## Required task
Can you transcribe every entry word for word, skipping the images?

## Recorded data
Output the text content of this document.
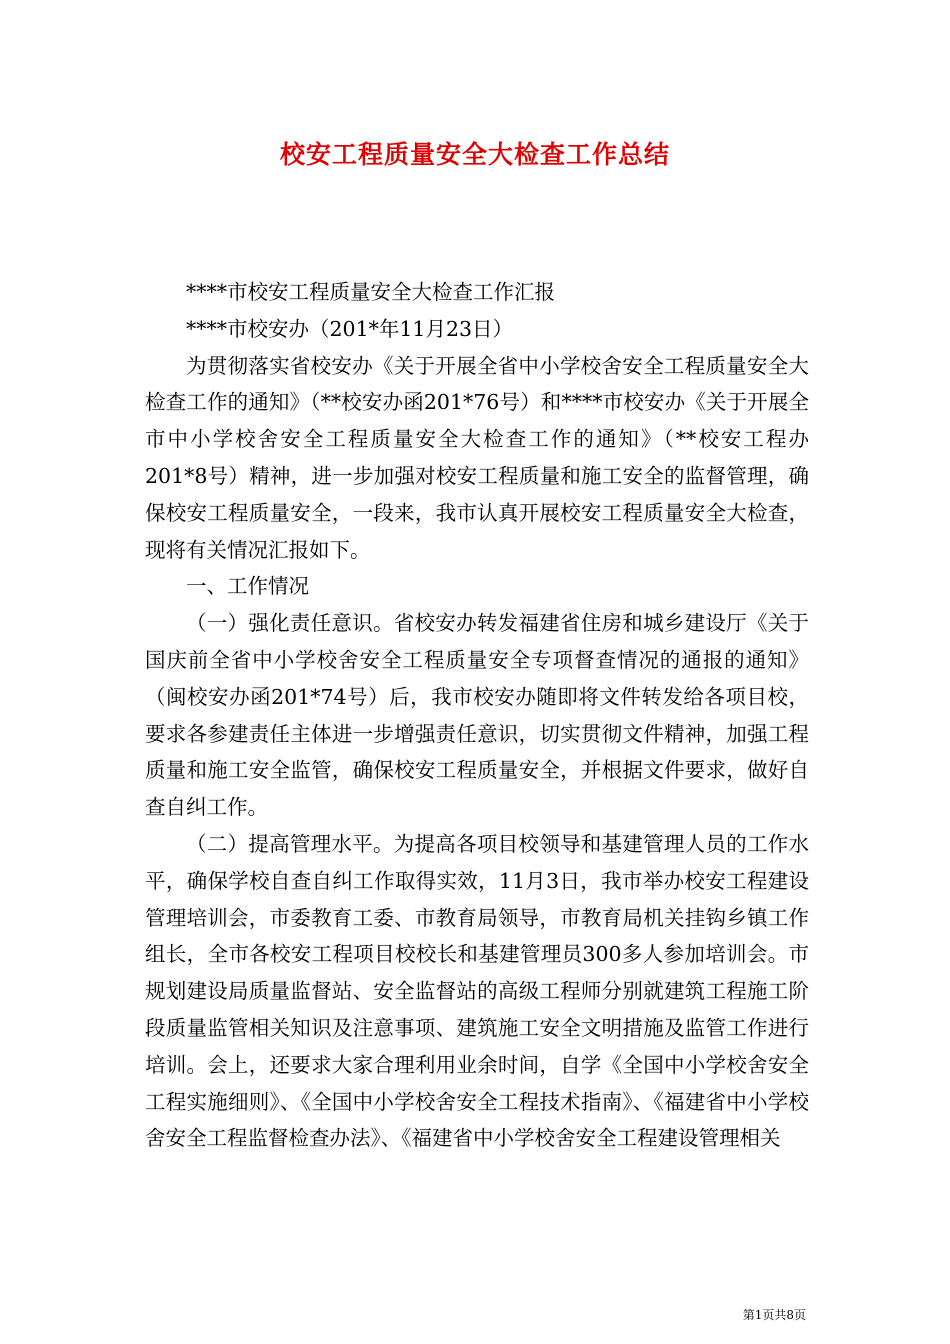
校安工程质量安全大检查工作总结

****市校安工程质量安全大检查工作汇报

****市校安办（201*年11月23日）

为贯彻落实省校安办《关于开展全省中小学校舍安全工程质量安全大检查工作的通知》（**校安办函201*76号）和****市校安办《关于开展全市中小学校舍安全工程质量安全大检查工作的通知》（**校安工程办201*8号）精神，进一步加强对校安工程质量和施工安全的监督管理，确保校安工程质量安全，一段来，我市认真开展校安工程质量安全大检查，现将有关情况汇报如下。

一、工作情况

（一）强化责任意识。省校安办转发福建省住房和城乡建设厅《关于国庆前全省中小学校舍安全工程质量安全专项督查情况的通报的通知》（闽校安办函201*74号）后，我市校安办随即将文件转发给各项目校，要求各参建责任主体进一步增强责任意识，切实贯彻文件精神，加强工程质量和施工安全监管，确保校安工程质量安全，并根据文件要求，做好自查自纠工作。

（二）提高管理水平。为提高各项目校领导和基建管理人员的工作水平，确保学校自查自纠工作取得实效，11月3日，我市举办校安工程建设管理培训会，市委教育工委、市教育局领导，市教育局机关挂钩乡镇工作组长，全市各校安工程项目校校长和基建管理员300多人参加培训会。市规划建设局质量监督站、安全监督站的高级工程师分别就建筑工程施工阶段质量监管相关知识及注意事项、建筑施工安全文明措施及监管工作进行培训。会上，还要求大家合理利用业余时间，自学《全国中小学校舍安全工程实施细则》、《全国中小学校舍安全工程技术指南》、《福建省中小学校舍安全工程监督检查办法》、《福建省中小学校舍安全工程建设管理相关

第1页共8页
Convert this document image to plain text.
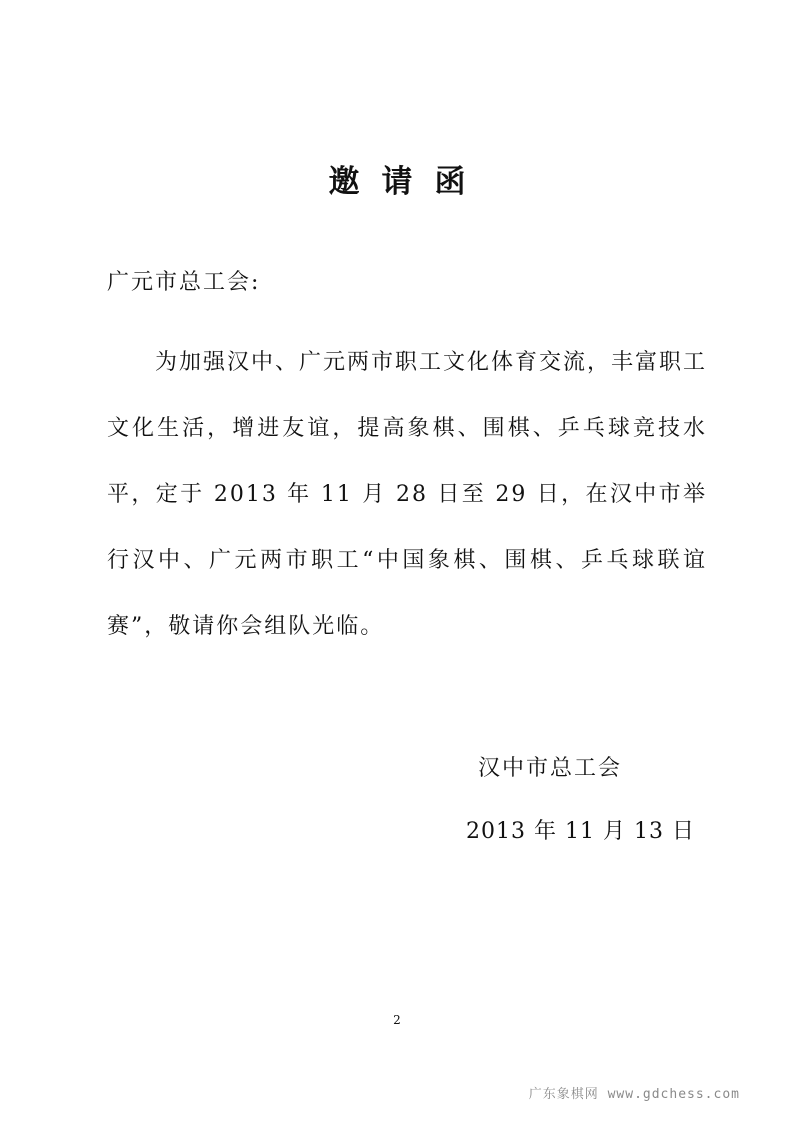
邀请函
广元市总工会:
为加强汉中、广元两市职工文化体育交流，丰富职工文化生活，增进友谊，提高象棋、围棋、乒乓球竞技水平，定于 2013 年 11 月 28 日至 29 日，在汉中市举行汉中、广元两市职工“中国象棋、围棋、乒乓球联谊赛”，敬请你会组队光临。
汉中市总工会
2013 年 11 月 13 日
2
广东象棋网 www.gdchess.com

## Written response
Output the text content of this document.
校安工程质量安全大检查工作总结

****市校安工程质量安全大检查工作汇报

****市校安办（201*年11月23日）

为贯彻落实省校安办《关于开展全省中小学校舍安全工程质量安全大检查工作的通知》（**校安办函201*76号）和****市校安办《关于开展全市中小学校舍安全工程质量安全大检查工作的通知》（**校安工程办201*8号）精神，进一步加强对校安工程质量和施工安全的监督管理，确保校安工程质量安全，一段来，我市认真开展校安工程质量安全大检查，现将有关情况汇报如下。

一、工作情况

（一）强化责任意识。省校安办转发福建省住房和城乡建设厅《关于国庆前全省中小学校舍安全工程质量安全专项督查情况的通报的通知》（闽校安办函201*74号）后，我市校安办随即将文件转发给各项目校，要求各参建责任主体进一步增强责任意识，切实贯彻文件精神，加强工程质量和施工安全监管，确保校安工程质量安全，并根据文件要求，做好自查自纠工作。

（二）提高管理水平。为提高各项目校领导和基建管理人员的工作水平，确保学校自查自纠工作取得实效，11月3日，我市举办校安工程建设管理培训会，市委教育工委、市教育局领导，市教育局机关挂钩乡镇工作组长，全市各校安工程项目校校长和基建管理员300多人参加培训会。市规划建设局质量监督站、安全监督站的高级工程师分别就建筑工程施工阶段质量监管相关知识及注意事项、建筑施工安全文明措施及监管工作进行培训。会上，还要求大家合理利用业余时间，自学《全国中小学校舍安全工程实施细则》、《全国中小学校舍安全工程技术指南》、《福建省中小学校舍安全工程监督检查办法》、《福建省中小学校舍安全工程建设管理相关

第1页共8页
Convert this document image to plain text.
邀请函
广元市总工会:
为加强汉中、广元两市职工文化体育交流，丰富职工文化生活，增进友谊，提高象棋、围棋、乒乓球竞技水平，定于 2013 年 11 月 28 日至 29 日，在汉中市举行汉中、广元两市职工“中国象棋、围棋、乒乓球联谊赛”，敬请你会组队光临。
汉中市总工会
2013 年 11 月 13 日
2
广东象棋网 www.gdchess.com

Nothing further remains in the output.